Instructions for the task:
Below are records. Count every line containing the word "title" and give the number alone.

Input material:
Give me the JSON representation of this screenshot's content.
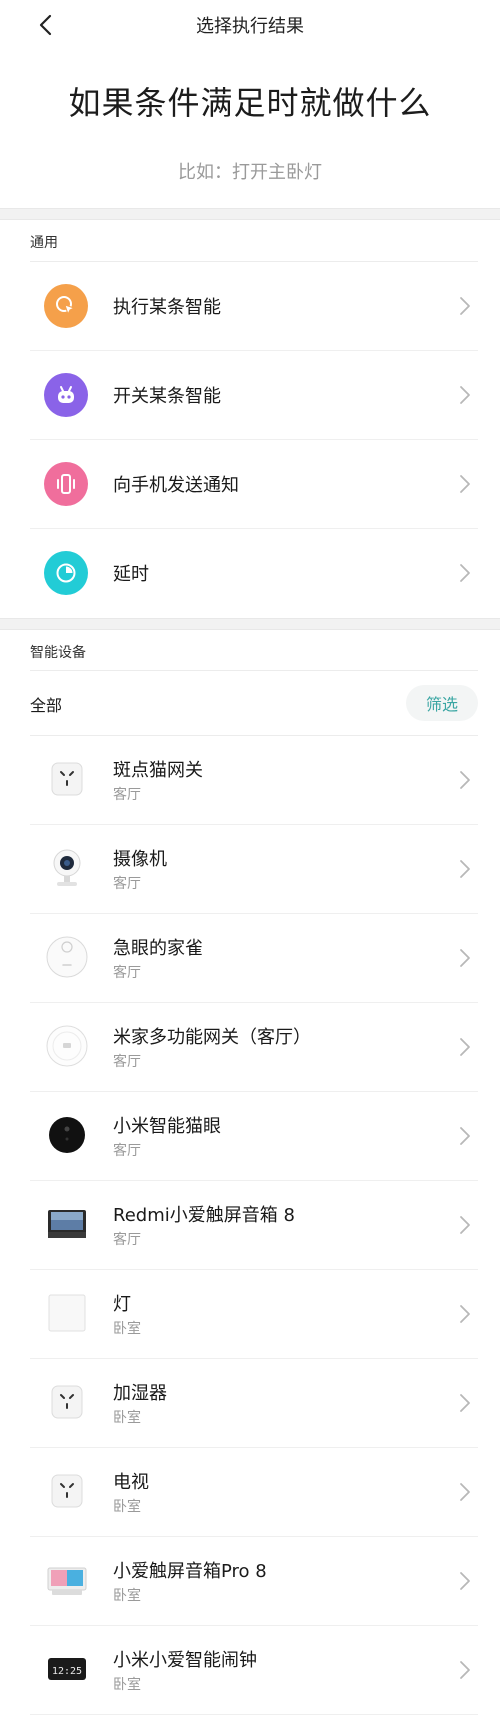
{
  "header": {
    "title": "选择执行结果"
  },
  "hero": {
    "title": "如果条件满足时就做什么",
    "hint": "比如：打开主卧灯"
  },
  "general": {
    "label": "通用",
    "items": [
      {
        "label": "执行某条智能",
        "icon": "tap-smart-icon",
        "color": "#F5A04A"
      },
      {
        "label": "开关某条智能",
        "icon": "robot-icon",
        "color": "#8A63E8"
      },
      {
        "label": "向手机发送通知",
        "icon": "phone-vibrate-icon",
        "color": "#F06E9C"
      },
      {
        "label": "延时",
        "icon": "timer-icon",
        "color": "#22CCD6"
      }
    ]
  },
  "devices": {
    "label": "智能设备",
    "all_label": "全部",
    "filter_label": "筛选",
    "items": [
      {
        "name": "斑点猫网关",
        "room": "客厅",
        "icon": "smart-plug-icon"
      },
      {
        "name": "摄像机",
        "room": "客厅",
        "icon": "camera-icon"
      },
      {
        "name": "急眼的家雀",
        "room": "客厅",
        "icon": "robot-vacuum-icon"
      },
      {
        "name": "米家多功能网关（客厅）",
        "room": "客厅",
        "icon": "gateway-icon"
      },
      {
        "name": "小米智能猫眼",
        "room": "客厅",
        "icon": "peephole-icon"
      },
      {
        "name": "Redmi小爱触屏音箱 8",
        "room": "客厅",
        "icon": "touch-speaker-icon"
      },
      {
        "name": "灯",
        "room": "卧室",
        "icon": "light-panel-icon"
      },
      {
        "name": "加湿器",
        "room": "卧室",
        "icon": "smart-plug-icon"
      },
      {
        "name": "电视",
        "room": "卧室",
        "icon": "smart-plug-icon"
      },
      {
        "name": "小爱触屏音箱Pro 8",
        "room": "卧室",
        "icon": "touch-speaker-pro-icon"
      },
      {
        "name": "小米小爱智能闹钟",
        "room": "卧室",
        "icon": "alarm-clock-icon",
        "clock_text": "12:25"
      }
    ]
  }
}
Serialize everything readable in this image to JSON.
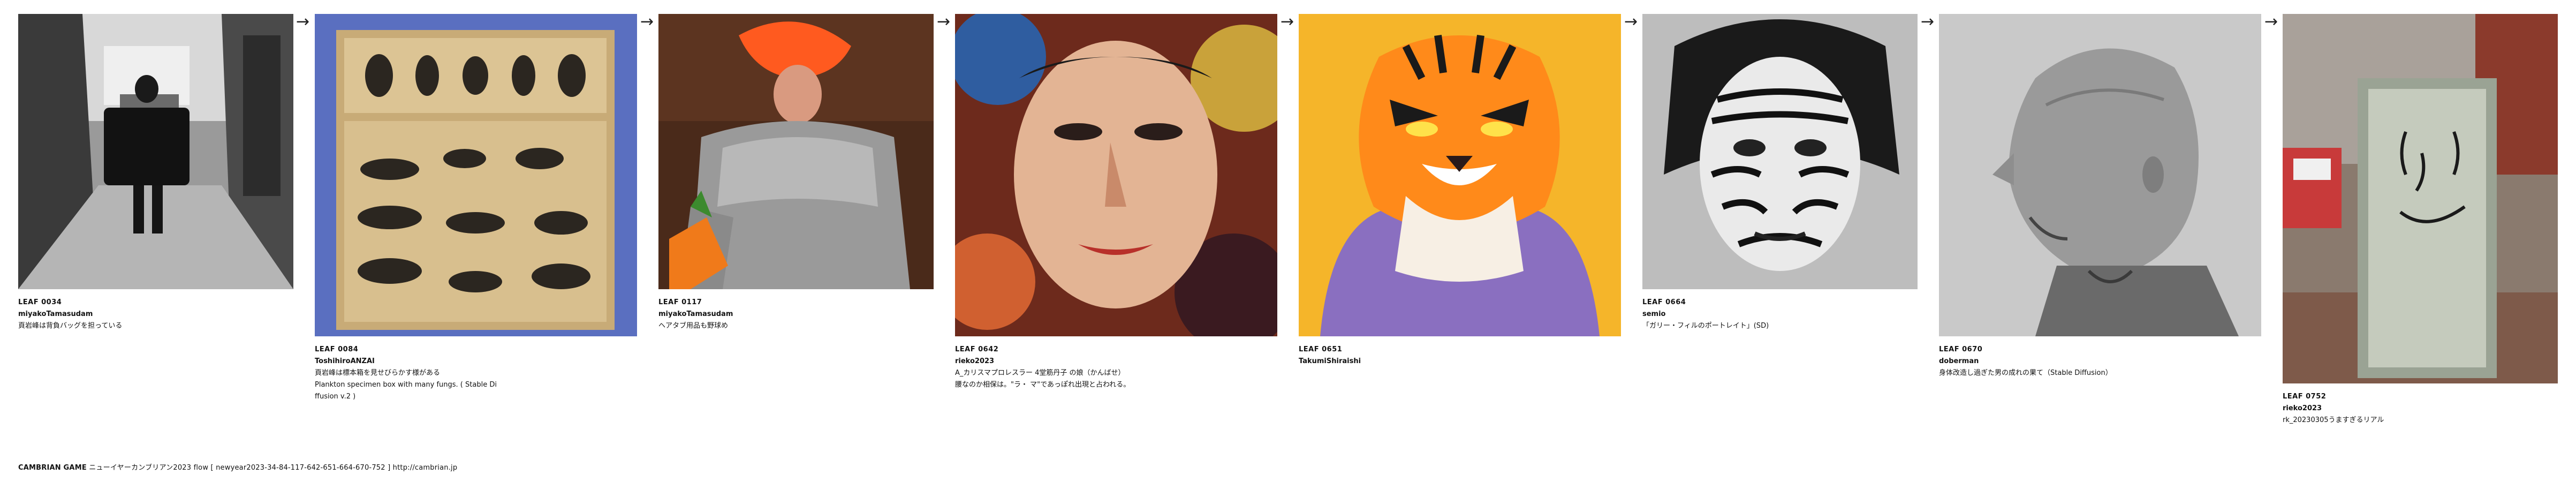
{
  "leaves": [
    {
      "id": "LEAF 0034",
      "author": "miyakoTamasudam",
      "title": "頁岩峰は背負バッグを担っている",
      "icon": "street-photo"
    },
    {
      "id": "LEAF 0084",
      "author": "ToshihiroANZAI",
      "title": "頁岩峰は標本箱を見せびらかす様がある\nPlankton specimen box with many fungs. ( Stable Di\nffusion v.2 )",
      "icon": "specimen-box"
    },
    {
      "id": "LEAF 0117",
      "author": "miyakoTamasudam",
      "title": "ヘアタブ用品も野球め",
      "icon": "armor-carrot"
    },
    {
      "id": "LEAF 0642",
      "author": "rieko2023",
      "title": "A_カリスマプロレスラー 4堂筋丹子 の娘（かんばせ）\n腰なのか相保は。\"ラ・ マ\"であっぽれ出現と占われる。",
      "icon": "painted-face"
    },
    {
      "id": "LEAF 0651",
      "author": "TakumiShiraishi",
      "title": "",
      "icon": "tiger"
    },
    {
      "id": "LEAF 0664",
      "author": "semio",
      "title": "「ガリー・フィルのポートレイト」(SD)",
      "icon": "zebra-face"
    },
    {
      "id": "LEAF 0670",
      "author": "doberman",
      "title": "身体改造し過ぎた男の成れの果て（Stable Diffusion）",
      "icon": "bald-man"
    },
    {
      "id": "LEAF 0752",
      "author": "rieko2023",
      "title": "rk_20230305うますぎるリアル",
      "icon": "smiley-board"
    }
  ],
  "footer": {
    "brand": "CAMBRIAN GAME",
    "text": "ニューイヤーカンブリアン2023  flow [ newyear2023-34-84-117-642-651-664-670-752 ]    http://cambrian.jp"
  }
}
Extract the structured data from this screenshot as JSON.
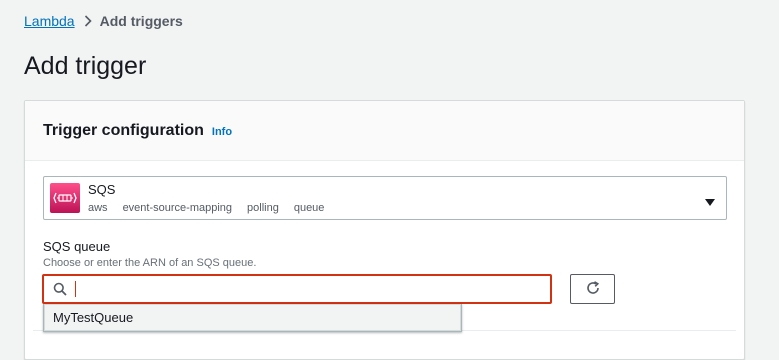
{
  "breadcrumb": {
    "root": "Lambda",
    "current": "Add triggers"
  },
  "page": {
    "title": "Add trigger"
  },
  "trigger_panel": {
    "title": "Trigger configuration",
    "info_label": "Info",
    "source_select": {
      "value": "SQS",
      "tags": [
        "aws",
        "event-source-mapping",
        "polling",
        "queue"
      ],
      "icon": "sqs-logo-icon"
    },
    "queue_field": {
      "label": "SQS queue",
      "description": "Choose or enter the ARN of an SQS queue.",
      "value": "",
      "options": [
        "MyTestQueue"
      ]
    }
  },
  "colors": {
    "link": "#0073bb",
    "error_border": "#d13212",
    "sqs_brand_top": "#ff4f8b",
    "sqs_brand_bottom": "#bc1356"
  }
}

Answer for this exercise:
12